- [ÉNONCÉ DU PROBLÈME]:
Transcrivez sans rien modifier le passage de l'extrait ci-dessous sur le budget de 2023, en commençant par « Troisième question : le » et en allant jusqu'à « 8 milliards d'euros. ».

Deuxième question : le projet de loi de finances pour 2023 a-t-il des équilibres budgétaires tenables ? Nous avons le droit d'en douter. Le PLF est construit sur l'hypothèse d'une croissance économique en 2023 à 1 % – chiffre relevé d'ailleurs par plusieurs d'entre nous. Or, il y a quatre jours, le Président de la République remettait lui-même en cause ces prévisions, en évoquant une croissance en 2023 de l'ordre de 0,5 % à 0,7 %.
Au-delà de cet élément, vous n'abordez jamais, madame la Première ministre, la question du financement, celui de la dette notamment. La France empruntera sur les marchés financiers comme jamais elle ne l'a fait auparavant : 270 milliards d'euros ! Le 2 décembre, les agences de notation Moody's et Standard & Poor's ont requalifié la perspective sur la dette française de « stable » à « négative ». Je pose donc une question très claire : l'État français pourra-t-il continuer à emprunter en euros…
…ou sera-t-il contraint de le faire en dollars, comme le fait déjà la Caisse d'amortissement de la dette sociale (Cades) ? Le poids de la dette affecte également le montant des intérêts payés : ils passeront ainsi en 2023 à 50,8 milliards ; c'est vertigineux !
Troisième question : le PLF est-il juste ? La réponse est non ! Vous faites le choix de tout faire reposer sur la dette, ce qui signifie que vous ferez payer la facture à tous les Français. Vous commencez d'ailleurs, avec la réforme des retraites et votre volonté de reporter l'âge légal de départ à la retraite à 65 ans, afin de récupérer des recettes supplémentaires.
Ce budget est également injuste parce que, dans le même temps, des superprofits se constituent ici ou là, en raison de la hausse du prix des matières premières.
Une fois encore, vous avez refusé d'instaurer une taxe sur ces superprofits, contrairement à l'Allemagne, à l'Italie,…
…à l'Espagne, à la Grande-Bretagne et à la Grèce. Pire, vous continuez de dégrader les finances publiques en supprimant la CVAE, ce qui représentera un manque à recevoir de près de 8 milliards d'euros.

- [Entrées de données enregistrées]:
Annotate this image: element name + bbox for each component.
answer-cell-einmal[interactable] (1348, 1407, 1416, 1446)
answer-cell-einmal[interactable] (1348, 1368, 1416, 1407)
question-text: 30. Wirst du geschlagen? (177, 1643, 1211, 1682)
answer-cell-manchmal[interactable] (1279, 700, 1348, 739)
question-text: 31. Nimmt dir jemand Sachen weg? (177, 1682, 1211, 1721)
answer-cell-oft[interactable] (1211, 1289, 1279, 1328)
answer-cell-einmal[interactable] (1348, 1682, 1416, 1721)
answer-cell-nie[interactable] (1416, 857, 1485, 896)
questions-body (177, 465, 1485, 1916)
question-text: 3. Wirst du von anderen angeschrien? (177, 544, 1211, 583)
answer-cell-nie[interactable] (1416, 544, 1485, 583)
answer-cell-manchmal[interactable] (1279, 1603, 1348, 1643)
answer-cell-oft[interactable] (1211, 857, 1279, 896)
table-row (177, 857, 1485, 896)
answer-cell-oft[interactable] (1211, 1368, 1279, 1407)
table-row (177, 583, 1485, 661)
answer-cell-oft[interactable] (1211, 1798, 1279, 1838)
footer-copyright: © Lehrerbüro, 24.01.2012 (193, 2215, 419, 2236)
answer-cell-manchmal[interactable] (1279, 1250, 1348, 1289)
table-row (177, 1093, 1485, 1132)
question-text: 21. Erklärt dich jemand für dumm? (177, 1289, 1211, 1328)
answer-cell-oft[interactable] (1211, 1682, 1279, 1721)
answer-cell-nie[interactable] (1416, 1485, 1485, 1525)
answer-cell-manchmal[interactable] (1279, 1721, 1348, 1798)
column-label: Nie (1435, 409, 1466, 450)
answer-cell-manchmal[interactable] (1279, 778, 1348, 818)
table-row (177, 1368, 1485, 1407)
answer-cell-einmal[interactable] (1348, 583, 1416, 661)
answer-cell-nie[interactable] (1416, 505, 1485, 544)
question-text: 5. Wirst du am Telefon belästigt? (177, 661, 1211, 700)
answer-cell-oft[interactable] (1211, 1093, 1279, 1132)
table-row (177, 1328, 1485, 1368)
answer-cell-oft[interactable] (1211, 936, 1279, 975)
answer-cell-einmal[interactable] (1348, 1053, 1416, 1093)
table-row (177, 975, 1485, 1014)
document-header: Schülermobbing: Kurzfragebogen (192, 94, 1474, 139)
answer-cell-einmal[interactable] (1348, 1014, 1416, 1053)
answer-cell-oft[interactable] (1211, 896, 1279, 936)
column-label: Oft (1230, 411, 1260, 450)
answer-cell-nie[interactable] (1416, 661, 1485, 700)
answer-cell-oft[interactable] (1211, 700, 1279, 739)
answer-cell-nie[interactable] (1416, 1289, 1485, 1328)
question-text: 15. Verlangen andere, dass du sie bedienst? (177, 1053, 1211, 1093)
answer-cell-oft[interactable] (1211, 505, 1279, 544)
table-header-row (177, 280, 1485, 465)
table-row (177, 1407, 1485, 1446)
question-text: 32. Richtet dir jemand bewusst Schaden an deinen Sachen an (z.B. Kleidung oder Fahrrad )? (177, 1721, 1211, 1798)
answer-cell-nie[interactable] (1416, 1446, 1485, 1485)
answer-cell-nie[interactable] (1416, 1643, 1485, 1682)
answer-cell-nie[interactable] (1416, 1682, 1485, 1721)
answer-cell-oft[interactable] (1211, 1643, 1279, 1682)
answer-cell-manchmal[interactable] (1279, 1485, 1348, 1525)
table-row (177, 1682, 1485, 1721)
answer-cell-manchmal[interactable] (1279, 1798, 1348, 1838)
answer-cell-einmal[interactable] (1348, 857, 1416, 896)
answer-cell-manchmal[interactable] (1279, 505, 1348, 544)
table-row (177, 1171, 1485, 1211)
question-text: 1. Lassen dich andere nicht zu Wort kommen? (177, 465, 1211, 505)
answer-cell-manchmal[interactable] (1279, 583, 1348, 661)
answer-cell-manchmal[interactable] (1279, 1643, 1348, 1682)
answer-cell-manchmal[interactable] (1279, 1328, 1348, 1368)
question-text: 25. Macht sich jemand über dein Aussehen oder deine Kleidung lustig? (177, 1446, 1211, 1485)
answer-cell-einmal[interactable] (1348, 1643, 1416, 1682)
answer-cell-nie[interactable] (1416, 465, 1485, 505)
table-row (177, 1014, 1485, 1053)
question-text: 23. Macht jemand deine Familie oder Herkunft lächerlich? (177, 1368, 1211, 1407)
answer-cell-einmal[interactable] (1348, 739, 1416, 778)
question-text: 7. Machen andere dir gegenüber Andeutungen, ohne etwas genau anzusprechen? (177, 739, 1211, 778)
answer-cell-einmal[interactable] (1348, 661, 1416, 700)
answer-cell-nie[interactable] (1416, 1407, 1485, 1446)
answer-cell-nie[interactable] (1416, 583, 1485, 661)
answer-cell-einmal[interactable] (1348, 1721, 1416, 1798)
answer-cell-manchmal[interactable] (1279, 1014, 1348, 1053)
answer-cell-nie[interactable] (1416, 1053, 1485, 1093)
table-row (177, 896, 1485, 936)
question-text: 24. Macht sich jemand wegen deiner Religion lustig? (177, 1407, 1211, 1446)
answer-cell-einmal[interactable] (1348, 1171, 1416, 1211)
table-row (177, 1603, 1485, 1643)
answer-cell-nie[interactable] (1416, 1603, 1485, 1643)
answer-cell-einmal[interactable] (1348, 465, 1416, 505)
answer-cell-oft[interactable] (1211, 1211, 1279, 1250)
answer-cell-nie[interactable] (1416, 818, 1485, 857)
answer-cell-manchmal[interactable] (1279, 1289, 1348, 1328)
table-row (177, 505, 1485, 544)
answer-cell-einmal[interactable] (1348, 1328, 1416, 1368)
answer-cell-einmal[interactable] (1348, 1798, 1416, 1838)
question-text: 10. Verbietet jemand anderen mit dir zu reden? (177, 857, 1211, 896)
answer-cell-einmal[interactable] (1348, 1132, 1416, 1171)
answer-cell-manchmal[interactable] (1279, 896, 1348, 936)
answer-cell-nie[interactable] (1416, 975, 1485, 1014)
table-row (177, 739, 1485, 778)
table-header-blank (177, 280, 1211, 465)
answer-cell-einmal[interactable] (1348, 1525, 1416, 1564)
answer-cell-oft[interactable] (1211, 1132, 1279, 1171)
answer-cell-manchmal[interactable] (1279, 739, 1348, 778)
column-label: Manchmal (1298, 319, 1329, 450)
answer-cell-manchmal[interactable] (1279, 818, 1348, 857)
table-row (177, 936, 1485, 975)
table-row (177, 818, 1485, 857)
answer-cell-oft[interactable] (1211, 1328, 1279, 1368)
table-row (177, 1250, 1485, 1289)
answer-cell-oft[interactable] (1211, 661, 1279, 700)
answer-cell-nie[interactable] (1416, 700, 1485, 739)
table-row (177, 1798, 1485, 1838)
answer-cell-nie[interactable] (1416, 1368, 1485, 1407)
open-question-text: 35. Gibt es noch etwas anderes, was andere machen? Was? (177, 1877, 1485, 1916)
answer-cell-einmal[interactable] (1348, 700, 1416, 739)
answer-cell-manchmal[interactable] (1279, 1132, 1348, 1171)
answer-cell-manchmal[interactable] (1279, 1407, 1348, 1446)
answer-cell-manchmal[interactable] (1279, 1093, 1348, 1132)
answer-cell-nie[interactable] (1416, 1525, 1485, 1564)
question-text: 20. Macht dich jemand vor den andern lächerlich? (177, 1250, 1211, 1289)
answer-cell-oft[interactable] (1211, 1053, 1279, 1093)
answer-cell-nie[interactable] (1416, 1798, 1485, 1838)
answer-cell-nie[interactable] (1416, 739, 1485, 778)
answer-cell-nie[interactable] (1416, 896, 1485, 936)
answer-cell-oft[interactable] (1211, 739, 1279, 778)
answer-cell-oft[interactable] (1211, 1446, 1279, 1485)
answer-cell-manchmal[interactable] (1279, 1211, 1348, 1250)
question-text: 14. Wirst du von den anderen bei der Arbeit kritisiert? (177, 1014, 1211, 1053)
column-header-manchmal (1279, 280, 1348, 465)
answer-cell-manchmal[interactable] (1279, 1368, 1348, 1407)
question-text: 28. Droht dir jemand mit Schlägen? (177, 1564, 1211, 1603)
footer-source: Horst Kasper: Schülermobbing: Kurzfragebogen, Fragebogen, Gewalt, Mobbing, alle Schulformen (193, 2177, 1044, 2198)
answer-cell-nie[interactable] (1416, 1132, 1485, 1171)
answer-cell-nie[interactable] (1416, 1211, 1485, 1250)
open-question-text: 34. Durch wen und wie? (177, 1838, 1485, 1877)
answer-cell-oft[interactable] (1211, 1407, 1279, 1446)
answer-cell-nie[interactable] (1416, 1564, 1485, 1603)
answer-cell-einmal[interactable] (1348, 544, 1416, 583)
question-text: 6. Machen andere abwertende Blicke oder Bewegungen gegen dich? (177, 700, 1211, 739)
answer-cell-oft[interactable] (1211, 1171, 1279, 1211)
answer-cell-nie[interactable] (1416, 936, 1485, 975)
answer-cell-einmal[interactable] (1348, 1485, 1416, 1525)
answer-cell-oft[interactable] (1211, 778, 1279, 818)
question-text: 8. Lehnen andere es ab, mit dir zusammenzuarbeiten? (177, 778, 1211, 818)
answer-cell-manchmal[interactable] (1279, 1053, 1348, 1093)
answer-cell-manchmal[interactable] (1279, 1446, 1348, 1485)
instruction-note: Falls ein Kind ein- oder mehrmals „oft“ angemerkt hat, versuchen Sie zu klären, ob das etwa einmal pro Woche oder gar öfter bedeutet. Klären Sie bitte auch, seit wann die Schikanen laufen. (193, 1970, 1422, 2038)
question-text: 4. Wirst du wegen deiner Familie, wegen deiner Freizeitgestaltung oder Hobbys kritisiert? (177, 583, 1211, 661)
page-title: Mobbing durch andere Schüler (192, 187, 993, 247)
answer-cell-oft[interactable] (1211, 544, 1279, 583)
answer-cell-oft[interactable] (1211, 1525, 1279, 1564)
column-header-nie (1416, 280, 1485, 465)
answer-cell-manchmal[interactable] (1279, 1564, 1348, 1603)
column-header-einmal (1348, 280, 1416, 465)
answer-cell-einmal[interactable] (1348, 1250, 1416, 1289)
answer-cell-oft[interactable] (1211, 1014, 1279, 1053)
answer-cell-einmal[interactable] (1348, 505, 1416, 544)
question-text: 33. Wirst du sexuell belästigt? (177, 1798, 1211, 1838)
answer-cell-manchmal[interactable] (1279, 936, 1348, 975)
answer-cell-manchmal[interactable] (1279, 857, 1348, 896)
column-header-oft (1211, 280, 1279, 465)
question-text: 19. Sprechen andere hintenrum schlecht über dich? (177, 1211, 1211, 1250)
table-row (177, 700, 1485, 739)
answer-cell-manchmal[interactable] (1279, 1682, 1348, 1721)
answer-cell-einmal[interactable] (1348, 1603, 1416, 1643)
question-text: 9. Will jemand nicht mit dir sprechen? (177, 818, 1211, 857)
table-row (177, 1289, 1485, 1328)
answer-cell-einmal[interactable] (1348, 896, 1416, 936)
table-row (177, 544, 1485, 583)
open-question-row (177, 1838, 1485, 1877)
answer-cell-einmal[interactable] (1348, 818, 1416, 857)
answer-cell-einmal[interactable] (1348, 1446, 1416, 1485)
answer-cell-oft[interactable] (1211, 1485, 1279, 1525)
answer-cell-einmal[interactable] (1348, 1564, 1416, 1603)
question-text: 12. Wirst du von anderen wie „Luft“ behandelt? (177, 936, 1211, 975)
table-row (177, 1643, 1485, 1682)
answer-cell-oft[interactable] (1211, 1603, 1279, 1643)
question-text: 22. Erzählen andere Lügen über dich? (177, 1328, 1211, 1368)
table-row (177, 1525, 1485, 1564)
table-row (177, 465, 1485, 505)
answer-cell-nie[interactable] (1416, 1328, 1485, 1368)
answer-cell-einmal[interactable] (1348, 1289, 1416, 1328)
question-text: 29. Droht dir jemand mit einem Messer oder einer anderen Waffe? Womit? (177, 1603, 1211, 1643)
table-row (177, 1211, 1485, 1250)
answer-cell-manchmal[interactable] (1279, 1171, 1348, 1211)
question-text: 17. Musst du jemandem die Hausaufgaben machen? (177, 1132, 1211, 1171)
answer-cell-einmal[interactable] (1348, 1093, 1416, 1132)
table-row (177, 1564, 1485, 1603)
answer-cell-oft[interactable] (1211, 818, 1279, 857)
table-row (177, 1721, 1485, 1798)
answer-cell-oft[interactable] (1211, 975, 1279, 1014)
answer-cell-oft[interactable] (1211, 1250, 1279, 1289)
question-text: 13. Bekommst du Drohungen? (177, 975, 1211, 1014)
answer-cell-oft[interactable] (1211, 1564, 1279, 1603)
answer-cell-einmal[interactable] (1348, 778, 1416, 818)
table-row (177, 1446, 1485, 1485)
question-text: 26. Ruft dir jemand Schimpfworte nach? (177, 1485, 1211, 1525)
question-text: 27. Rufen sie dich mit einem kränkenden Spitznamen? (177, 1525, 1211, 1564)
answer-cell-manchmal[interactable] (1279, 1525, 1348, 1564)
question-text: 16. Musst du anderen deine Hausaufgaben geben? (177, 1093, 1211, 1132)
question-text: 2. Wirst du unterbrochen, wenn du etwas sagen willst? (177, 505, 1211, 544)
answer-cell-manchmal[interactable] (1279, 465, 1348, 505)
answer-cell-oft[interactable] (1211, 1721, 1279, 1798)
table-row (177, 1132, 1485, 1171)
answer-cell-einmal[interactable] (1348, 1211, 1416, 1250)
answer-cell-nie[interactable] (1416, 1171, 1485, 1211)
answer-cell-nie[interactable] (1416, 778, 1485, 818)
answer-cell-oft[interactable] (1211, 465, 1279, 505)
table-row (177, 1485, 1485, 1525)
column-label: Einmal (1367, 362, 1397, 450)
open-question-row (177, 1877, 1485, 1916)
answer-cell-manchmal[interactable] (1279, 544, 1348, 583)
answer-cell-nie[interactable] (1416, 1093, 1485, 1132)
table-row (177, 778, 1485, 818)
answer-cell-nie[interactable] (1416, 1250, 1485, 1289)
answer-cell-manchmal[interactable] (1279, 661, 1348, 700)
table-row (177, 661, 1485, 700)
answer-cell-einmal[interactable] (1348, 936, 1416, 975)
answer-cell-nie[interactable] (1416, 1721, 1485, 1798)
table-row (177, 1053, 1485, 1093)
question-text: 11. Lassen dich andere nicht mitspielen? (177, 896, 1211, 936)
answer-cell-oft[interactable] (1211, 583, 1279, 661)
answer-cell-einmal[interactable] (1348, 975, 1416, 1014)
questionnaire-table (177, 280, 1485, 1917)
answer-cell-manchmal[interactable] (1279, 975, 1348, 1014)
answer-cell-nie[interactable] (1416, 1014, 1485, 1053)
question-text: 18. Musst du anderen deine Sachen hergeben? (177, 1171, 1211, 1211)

- [RÉPONSE]:
Troisième question : le PLF est-il juste ? La réponse est non ! Vous faites le choix de tout faire reposer sur la dette, ce qui signifie que vous ferez payer la facture à tous les Français. Vous commencez d'ailleurs, avec la réforme des retraites et votre volonté de reporter l'âge légal de départ à la retraite à 65 ans, afin de récupérer des recettes supplémentaires.
Ce budget est également injuste parce que, dans le même temps, des superprofits se constituent ici ou là, en raison de la hausse du prix des matières premières.
Une fois encore, vous avez refusé d'instaurer une taxe sur ces superprofits, contrairement à l'Allemagne, à l'Italie,…
…à l'Espagne, à la Grande-Bretagne et à la Grèce. Pire, vous continuez de dégrader les finances publiques en supprimant la CVAE, ce qui représentera un manque à recevoir de près de 8 milliards d'euros.